AVAILABLE RECORDS>

──────

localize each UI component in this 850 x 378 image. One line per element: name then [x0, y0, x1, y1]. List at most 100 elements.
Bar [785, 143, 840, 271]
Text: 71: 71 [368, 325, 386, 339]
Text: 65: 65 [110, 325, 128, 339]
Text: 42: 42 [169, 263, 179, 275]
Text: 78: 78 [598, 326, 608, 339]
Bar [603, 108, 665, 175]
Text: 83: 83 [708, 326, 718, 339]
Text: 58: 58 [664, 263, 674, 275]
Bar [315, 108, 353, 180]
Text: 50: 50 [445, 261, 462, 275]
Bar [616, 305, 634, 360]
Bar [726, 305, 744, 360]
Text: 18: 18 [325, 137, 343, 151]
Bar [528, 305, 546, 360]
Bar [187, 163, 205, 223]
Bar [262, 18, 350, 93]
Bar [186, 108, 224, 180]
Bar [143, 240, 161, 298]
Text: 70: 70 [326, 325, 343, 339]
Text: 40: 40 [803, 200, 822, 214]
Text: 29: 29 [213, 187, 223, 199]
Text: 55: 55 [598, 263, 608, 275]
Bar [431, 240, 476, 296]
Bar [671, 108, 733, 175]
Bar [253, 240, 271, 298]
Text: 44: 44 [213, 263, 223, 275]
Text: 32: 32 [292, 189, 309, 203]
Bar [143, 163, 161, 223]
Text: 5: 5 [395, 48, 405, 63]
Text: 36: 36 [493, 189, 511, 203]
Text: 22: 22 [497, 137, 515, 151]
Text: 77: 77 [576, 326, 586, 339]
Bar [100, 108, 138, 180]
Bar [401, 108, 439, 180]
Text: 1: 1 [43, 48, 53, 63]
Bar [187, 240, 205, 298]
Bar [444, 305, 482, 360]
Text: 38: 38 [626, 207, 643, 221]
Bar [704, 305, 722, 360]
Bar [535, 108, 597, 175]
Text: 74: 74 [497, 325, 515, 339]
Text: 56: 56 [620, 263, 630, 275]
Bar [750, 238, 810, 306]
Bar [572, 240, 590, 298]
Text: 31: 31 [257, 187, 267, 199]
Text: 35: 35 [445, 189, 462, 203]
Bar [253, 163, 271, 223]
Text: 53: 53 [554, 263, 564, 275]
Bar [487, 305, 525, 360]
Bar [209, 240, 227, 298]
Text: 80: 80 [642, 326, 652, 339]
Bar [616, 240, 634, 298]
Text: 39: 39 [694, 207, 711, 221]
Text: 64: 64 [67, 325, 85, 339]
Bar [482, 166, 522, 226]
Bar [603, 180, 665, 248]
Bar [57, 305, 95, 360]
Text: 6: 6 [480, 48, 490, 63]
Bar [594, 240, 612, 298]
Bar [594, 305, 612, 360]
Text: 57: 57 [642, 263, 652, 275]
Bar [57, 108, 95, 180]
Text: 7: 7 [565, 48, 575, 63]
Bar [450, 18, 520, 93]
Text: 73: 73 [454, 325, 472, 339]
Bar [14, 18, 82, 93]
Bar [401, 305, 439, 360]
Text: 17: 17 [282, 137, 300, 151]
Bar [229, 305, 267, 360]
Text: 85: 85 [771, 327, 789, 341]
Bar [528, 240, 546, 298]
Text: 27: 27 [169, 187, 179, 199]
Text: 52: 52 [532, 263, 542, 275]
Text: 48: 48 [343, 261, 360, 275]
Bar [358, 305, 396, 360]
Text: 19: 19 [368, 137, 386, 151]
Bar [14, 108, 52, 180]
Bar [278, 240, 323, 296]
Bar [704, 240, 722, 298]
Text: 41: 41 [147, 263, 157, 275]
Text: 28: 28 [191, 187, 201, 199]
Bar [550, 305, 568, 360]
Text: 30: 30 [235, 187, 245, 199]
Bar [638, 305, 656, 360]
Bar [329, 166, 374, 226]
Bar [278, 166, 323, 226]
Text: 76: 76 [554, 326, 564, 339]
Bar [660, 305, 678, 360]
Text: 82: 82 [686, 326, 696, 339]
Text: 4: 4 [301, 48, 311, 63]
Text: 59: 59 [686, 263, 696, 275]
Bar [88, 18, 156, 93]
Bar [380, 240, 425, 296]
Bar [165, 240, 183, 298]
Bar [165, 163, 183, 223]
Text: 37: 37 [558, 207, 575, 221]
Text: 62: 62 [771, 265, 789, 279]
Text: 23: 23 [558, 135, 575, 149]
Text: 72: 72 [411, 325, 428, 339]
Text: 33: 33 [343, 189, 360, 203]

──────

EXERCISE INSTRUCTIONS> Write out every line of the listing above, character for character, without changing anything.

ANSWER TO THE PROBLEM>
localize each UI component in this 850 x 378 image. One line per element: name then [x0, y0, x1, y1]. List at most 100 elements.
Bar [785, 143, 840, 271]
Text: 71: 71 [368, 325, 386, 339]
Text: 65: 65 [110, 325, 128, 339]
Text: 42: 42 [169, 263, 179, 275]
Text: 78: 78 [598, 326, 608, 339]
Bar [603, 108, 665, 175]
Text: 83: 83 [708, 326, 718, 339]
Text: 58: 58 [664, 263, 674, 275]
Bar [315, 108, 353, 180]
Text: 50: 50 [445, 261, 462, 275]
Bar [616, 305, 634, 360]
Bar [726, 305, 744, 360]
Text: 18: 18 [325, 137, 343, 151]
Bar [528, 305, 546, 360]
Bar [187, 163, 205, 223]
Bar [262, 18, 350, 93]
Bar [186, 108, 224, 180]
Bar [143, 240, 161, 298]
Text: 70: 70 [326, 325, 343, 339]
Text: 40: 40 [803, 200, 822, 214]
Text: 29: 29 [213, 187, 223, 199]
Text: 55: 55 [598, 263, 608, 275]
Bar [431, 240, 476, 296]
Bar [671, 108, 733, 175]
Bar [253, 240, 271, 298]
Text: 44: 44 [213, 263, 223, 275]
Text: 32: 32 [292, 189, 309, 203]
Bar [143, 163, 161, 223]
Text: 5: 5 [395, 48, 405, 63]
Text: 36: 36 [493, 189, 511, 203]
Text: 22: 22 [497, 137, 515, 151]
Text: 77: 77 [576, 326, 586, 339]
Bar [100, 108, 138, 180]
Bar [401, 108, 439, 180]
Text: 1: 1 [43, 48, 53, 63]
Bar [187, 240, 205, 298]
Bar [444, 305, 482, 360]
Text: 38: 38 [626, 207, 643, 221]
Bar [704, 305, 722, 360]
Bar [535, 108, 597, 175]
Text: 74: 74 [497, 325, 515, 339]
Text: 56: 56 [620, 263, 630, 275]
Bar [750, 238, 810, 306]
Bar [572, 240, 590, 298]
Text: 31: 31 [257, 187, 267, 199]
Text: 35: 35 [445, 189, 462, 203]
Bar [253, 163, 271, 223]
Text: 53: 53 [554, 263, 564, 275]
Bar [487, 305, 525, 360]
Bar [209, 240, 227, 298]
Text: 80: 80 [642, 326, 652, 339]
Bar [616, 240, 634, 298]
Text: 39: 39 [694, 207, 711, 221]
Text: 64: 64 [67, 325, 85, 339]
Bar [482, 166, 522, 226]
Bar [603, 180, 665, 248]
Bar [57, 305, 95, 360]
Text: 6: 6 [480, 48, 490, 63]
Bar [594, 240, 612, 298]
Bar [594, 305, 612, 360]
Text: 57: 57 [642, 263, 652, 275]
Bar [57, 108, 95, 180]
Text: 7: 7 [565, 48, 575, 63]
Bar [450, 18, 520, 93]
Text: 73: 73 [454, 325, 472, 339]
Bar [14, 18, 82, 93]
Bar [401, 305, 439, 360]
Text: 17: 17 [282, 137, 300, 151]
Bar [229, 305, 267, 360]
Text: 85: 85 [771, 327, 789, 341]
Bar [528, 240, 546, 298]
Text: 27: 27 [169, 187, 179, 199]
Text: 52: 52 [532, 263, 542, 275]
Text: 48: 48 [343, 261, 360, 275]
Bar [358, 305, 396, 360]
Text: 19: 19 [368, 137, 386, 151]
Bar [14, 108, 52, 180]
Bar [278, 240, 323, 296]
Bar [704, 240, 722, 298]
Text: 41: 41 [147, 263, 157, 275]
Text: 28: 28 [191, 187, 201, 199]
Bar [550, 305, 568, 360]
Text: 30: 30 [235, 187, 245, 199]
Bar [638, 305, 656, 360]
Bar [329, 166, 374, 226]
Bar [278, 166, 323, 226]
Text: 76: 76 [554, 326, 564, 339]
Bar [660, 305, 678, 360]
Text: 82: 82 [686, 326, 696, 339]
Text: 4: 4 [301, 48, 311, 63]
Text: 59: 59 [686, 263, 696, 275]
Bar [88, 18, 156, 93]
Bar [380, 240, 425, 296]
Bar [165, 240, 183, 298]
Bar [165, 163, 183, 223]
Text: 37: 37 [558, 207, 575, 221]
Text: 62: 62 [771, 265, 789, 279]
Text: 23: 23 [558, 135, 575, 149]
Text: 72: 72 [411, 325, 428, 339]
Text: 33: 33 [343, 189, 360, 203]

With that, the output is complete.